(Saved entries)
..............................

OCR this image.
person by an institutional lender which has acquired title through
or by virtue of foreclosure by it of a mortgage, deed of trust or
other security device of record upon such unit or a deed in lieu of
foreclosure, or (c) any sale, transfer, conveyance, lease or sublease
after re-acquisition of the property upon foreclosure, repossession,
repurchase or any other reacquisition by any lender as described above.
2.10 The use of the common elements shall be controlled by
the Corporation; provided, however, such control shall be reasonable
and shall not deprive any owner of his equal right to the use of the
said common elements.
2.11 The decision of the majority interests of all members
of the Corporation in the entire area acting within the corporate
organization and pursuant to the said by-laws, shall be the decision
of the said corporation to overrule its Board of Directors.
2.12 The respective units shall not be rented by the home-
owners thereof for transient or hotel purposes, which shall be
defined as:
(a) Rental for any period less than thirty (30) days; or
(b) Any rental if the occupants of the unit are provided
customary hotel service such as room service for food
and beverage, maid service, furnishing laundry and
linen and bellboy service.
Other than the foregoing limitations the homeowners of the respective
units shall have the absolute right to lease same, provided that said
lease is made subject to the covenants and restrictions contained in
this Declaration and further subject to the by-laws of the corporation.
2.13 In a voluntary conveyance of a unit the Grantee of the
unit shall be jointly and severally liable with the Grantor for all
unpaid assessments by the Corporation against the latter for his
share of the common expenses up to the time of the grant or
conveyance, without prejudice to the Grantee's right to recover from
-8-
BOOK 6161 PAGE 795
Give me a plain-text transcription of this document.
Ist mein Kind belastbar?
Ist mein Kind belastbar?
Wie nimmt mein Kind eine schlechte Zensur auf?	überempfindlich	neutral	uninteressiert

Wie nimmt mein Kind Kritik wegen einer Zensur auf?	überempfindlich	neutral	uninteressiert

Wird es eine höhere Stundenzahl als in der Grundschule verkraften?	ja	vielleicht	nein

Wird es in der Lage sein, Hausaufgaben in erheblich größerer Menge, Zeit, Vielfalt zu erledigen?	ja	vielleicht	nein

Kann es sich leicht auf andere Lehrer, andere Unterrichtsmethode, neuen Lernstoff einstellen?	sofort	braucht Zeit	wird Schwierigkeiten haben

..............................

Gather and return every line that holds the string "conveyance".

foreclosure, or (c) any sale, transfer, conveyance, lease or sublease
2.13 In a voluntary conveyance of a unit the Grantee of the
conveyance, without prejudice to the Grantee's right to recover from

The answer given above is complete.